Repeat the data verbatim.

Stored dataset items
• • • •
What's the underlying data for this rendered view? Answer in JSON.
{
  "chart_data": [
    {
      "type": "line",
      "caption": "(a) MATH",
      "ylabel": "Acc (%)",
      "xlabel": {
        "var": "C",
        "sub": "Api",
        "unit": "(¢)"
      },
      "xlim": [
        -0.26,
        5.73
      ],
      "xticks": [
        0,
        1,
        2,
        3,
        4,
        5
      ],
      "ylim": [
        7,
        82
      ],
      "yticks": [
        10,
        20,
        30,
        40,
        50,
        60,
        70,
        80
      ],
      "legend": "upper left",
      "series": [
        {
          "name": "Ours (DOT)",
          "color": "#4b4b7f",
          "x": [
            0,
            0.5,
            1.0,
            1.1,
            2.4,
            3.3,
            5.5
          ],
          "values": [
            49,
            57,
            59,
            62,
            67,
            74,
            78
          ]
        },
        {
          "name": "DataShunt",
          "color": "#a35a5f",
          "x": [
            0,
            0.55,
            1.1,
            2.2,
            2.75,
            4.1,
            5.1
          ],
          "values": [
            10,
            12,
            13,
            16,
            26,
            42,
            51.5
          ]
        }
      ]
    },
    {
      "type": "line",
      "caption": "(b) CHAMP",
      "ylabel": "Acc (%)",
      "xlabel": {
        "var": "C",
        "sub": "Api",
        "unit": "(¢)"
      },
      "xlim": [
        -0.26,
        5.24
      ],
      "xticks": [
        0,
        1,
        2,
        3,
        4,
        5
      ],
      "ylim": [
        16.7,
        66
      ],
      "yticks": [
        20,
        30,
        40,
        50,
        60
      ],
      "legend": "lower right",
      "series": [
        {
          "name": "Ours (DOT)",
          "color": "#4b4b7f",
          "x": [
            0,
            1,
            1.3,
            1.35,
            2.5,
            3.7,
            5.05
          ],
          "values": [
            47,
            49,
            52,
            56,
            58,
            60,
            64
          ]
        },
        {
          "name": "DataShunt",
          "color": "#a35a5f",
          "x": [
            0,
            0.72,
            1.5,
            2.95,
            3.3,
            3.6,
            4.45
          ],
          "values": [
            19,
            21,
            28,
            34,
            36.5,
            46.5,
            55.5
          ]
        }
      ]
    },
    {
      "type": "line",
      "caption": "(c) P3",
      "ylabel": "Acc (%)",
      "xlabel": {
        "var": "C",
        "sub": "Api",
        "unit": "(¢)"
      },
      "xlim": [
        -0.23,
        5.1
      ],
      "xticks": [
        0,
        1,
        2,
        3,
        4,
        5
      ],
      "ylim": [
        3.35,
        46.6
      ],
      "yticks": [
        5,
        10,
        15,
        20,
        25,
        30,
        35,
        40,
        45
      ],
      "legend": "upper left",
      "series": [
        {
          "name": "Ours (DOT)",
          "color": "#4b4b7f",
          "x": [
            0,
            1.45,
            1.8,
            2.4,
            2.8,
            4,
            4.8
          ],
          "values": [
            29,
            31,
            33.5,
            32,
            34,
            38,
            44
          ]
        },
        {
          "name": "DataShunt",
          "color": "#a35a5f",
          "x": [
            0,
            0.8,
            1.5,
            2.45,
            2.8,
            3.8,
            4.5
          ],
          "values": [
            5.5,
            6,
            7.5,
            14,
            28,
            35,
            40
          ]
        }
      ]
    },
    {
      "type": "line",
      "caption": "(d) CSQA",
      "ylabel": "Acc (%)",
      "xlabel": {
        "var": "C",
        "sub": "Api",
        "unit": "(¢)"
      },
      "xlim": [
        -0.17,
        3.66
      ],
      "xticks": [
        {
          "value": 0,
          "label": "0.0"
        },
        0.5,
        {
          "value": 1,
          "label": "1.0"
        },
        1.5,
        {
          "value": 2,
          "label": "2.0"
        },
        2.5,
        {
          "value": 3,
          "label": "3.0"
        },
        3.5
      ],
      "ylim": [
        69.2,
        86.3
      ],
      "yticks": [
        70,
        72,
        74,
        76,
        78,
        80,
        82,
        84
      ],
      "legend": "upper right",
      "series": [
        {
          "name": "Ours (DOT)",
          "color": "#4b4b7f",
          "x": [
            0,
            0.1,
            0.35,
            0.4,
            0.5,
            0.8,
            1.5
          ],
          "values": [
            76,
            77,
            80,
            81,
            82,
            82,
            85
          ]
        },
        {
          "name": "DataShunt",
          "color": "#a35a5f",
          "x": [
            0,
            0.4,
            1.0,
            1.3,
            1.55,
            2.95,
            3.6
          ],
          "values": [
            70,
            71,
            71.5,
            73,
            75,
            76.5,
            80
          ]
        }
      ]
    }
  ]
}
• • • •
[RESULT OF THIS EXERCISE]
What's the underlying data for this rendered view? Answer in JSON.
{
  "chart_data": [
    {
      "type": "line",
      "caption": "(a) MATH",
      "ylabel": "Acc (%)",
      "xlabel": {
        "var": "C",
        "sub": "Api",
        "unit": "(¢)"
      },
      "xlim": [
        -0.26,
        5.73
      ],
      "xticks": [
        0,
        1,
        2,
        3,
        4,
        5
      ],
      "ylim": [
        7,
        82
      ],
      "yticks": [
        10,
        20,
        30,
        40,
        50,
        60,
        70,
        80
      ],
      "legend": "upper left",
      "series": [
        {
          "name": "Ours (DOT)",
          "color": "#4b4b7f",
          "x": [
            0,
            0.5,
            1.0,
            1.1,
            2.4,
            3.3,
            5.5
          ],
          "values": [
            49,
            57,
            59,
            62,
            67,
            74,
            78
          ]
        },
        {
          "name": "DataShunt",
          "color": "#a35a5f",
          "x": [
            0,
            0.55,
            1.1,
            2.2,
            2.75,
            4.1,
            5.1
          ],
          "values": [
            10,
            12,
            13,
            16,
            26,
            42,
            51.5
          ]
        }
      ]
    },
    {
      "type": "line",
      "caption": "(b) CHAMP",
      "ylabel": "Acc (%)",
      "xlabel": {
        "var": "C",
        "sub": "Api",
        "unit": "(¢)"
      },
      "xlim": [
        -0.26,
        5.24
      ],
      "xticks": [
        0,
        1,
        2,
        3,
        4,
        5
      ],
      "ylim": [
        16.7,
        66
      ],
      "yticks": [
        20,
        30,
        40,
        50,
        60
      ],
      "legend": "lower right",
      "series": [
        {
          "name": "Ours (DOT)",
          "color": "#4b4b7f",
          "x": [
            0,
            1,
            1.3,
            1.35,
            2.5,
            3.7,
            5.05
          ],
          "values": [
            47,
            49,
            52,
            56,
            58,
            60,
            64
          ]
        },
        {
          "name": "DataShunt",
          "color": "#a35a5f",
          "x": [
            0,
            0.72,
            1.5,
            2.95,
            3.3,
            3.6,
            4.45
          ],
          "values": [
            19,
            21,
            28,
            34,
            36.5,
            46.5,
            55.5
          ]
        }
      ]
    },
    {
      "type": "line",
      "caption": "(c) P3",
      "ylabel": "Acc (%)",
      "xlabel": {
        "var": "C",
        "sub": "Api",
        "unit": "(¢)"
      },
      "xlim": [
        -0.23,
        5.1
      ],
      "xticks": [
        0,
        1,
        2,
        3,
        4,
        5
      ],
      "ylim": [
        3.35,
        46.6
      ],
      "yticks": [
        5,
        10,
        15,
        20,
        25,
        30,
        35,
        40,
        45
      ],
      "legend": "upper left",
      "series": [
        {
          "name": "Ours (DOT)",
          "color": "#4b4b7f",
          "x": [
            0,
            1.45,
            1.8,
            2.4,
            2.8,
            4,
            4.8
          ],
          "values": [
            29,
            31,
            33.5,
            32,
            34,
            38,
            44
          ]
        },
        {
          "name": "DataShunt",
          "color": "#a35a5f",
          "x": [
            0,
            0.8,
            1.5,
            2.45,
            2.8,
            3.8,
            4.5
          ],
          "values": [
            5.5,
            6,
            7.5,
            14,
            28,
            35,
            40
          ]
        }
      ]
    },
    {
      "type": "line",
      "caption": "(d) CSQA",
      "ylabel": "Acc (%)",
      "xlabel": {
        "var": "C",
        "sub": "Api",
        "unit": "(¢)"
      },
      "xlim": [
        -0.17,
        3.66
      ],
      "xticks": [
        {
          "value": 0,
          "label": "0.0"
        },
        0.5,
        {
          "value": 1,
          "label": "1.0"
        },
        1.5,
        {
          "value": 2,
          "label": "2.0"
        },
        2.5,
        {
          "value": 3,
          "label": "3.0"
        },
        3.5
      ],
      "ylim": [
        69.2,
        86.3
      ],
      "yticks": [
        70,
        72,
        74,
        76,
        78,
        80,
        82,
        84
      ],
      "legend": "upper right",
      "series": [
        {
          "name": "Ours (DOT)",
          "color": "#4b4b7f",
          "x": [
            0,
            0.1,
            0.35,
            0.4,
            0.5,
            0.8,
            1.5
          ],
          "values": [
            76,
            77,
            80,
            81,
            82,
            82,
            85
          ]
        },
        {
          "name": "DataShunt",
          "color": "#a35a5f",
          "x": [
            0,
            0.4,
            1.0,
            1.3,
            1.55,
            2.95,
            3.6
          ],
          "values": [
            70,
            71,
            71.5,
            73,
            75,
            76.5,
            80
          ]
        }
      ]
    }
  ]
}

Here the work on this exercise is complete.